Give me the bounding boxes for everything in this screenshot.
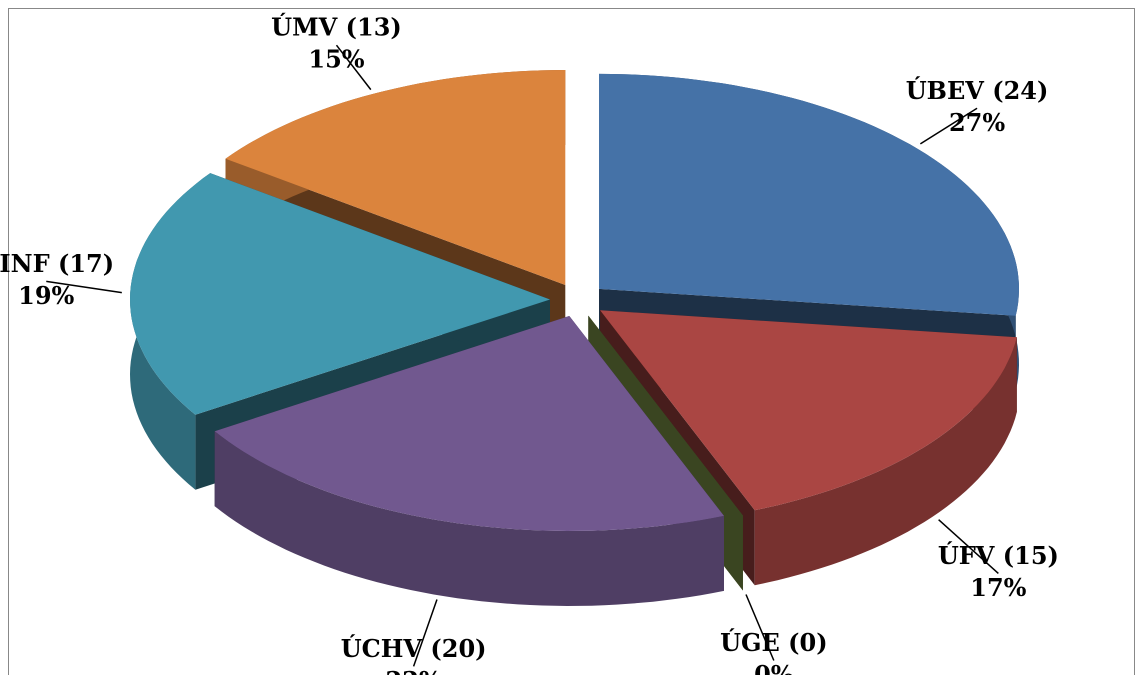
value-label: 15% [308,45,364,74]
slice-top [225,70,566,285]
slice-wall [214,431,724,606]
value-label: 0% [754,660,794,675]
leader-line [938,519,999,574]
category-label: ÚINF (17) [0,249,114,278]
leader-line [335,44,372,91]
category-label: ÚBEV (24) [906,76,1049,105]
slice-top [214,316,724,531]
category-label: ÚMV (13) [271,13,402,42]
leader-line [46,280,122,294]
category-label: ÚCHV (20) [341,634,487,663]
value-label: 19% [18,281,74,310]
value-label: 27% [949,108,1005,137]
category-label: ÚGE (0) [720,628,827,657]
slice-top [599,73,1019,316]
category-label: ÚFV (15) [938,541,1059,570]
leader-line [919,107,978,145]
value-label: 22% [386,666,442,675]
leader-line [745,594,775,661]
slice-top [600,310,1017,511]
slice-wall [754,337,1017,586]
value-label: 17% [970,573,1026,602]
leader-line [412,599,438,667]
slice-top [130,173,550,415]
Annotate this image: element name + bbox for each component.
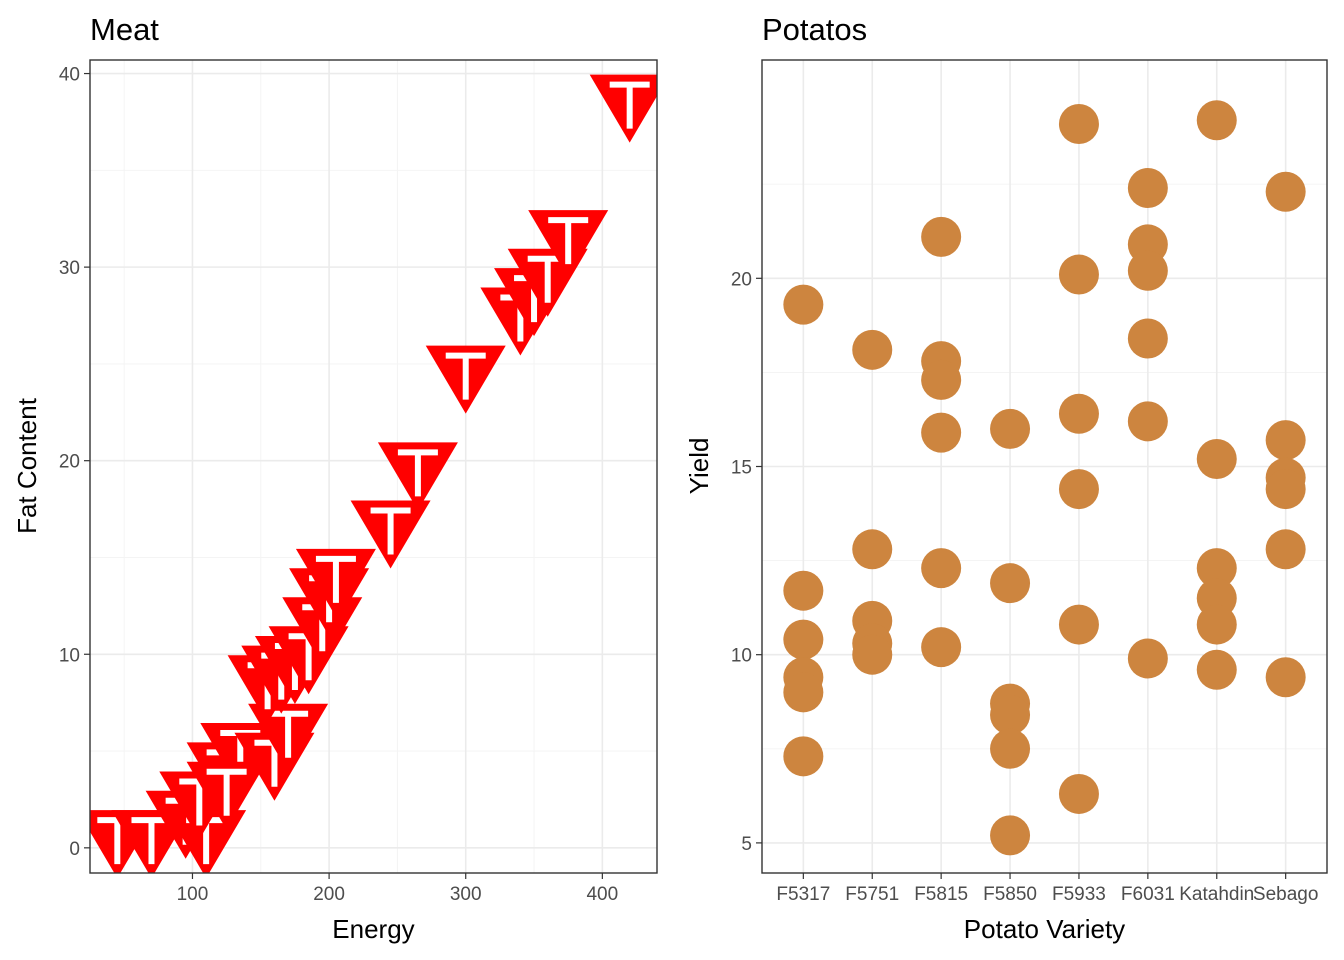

GIVEN TASK =>
Return each line of the data above that contains the string "wall". Case matters.

IN RESPONSE =>
slice-wall [214,431,724,606]
slice-wall [754,337,1017,586]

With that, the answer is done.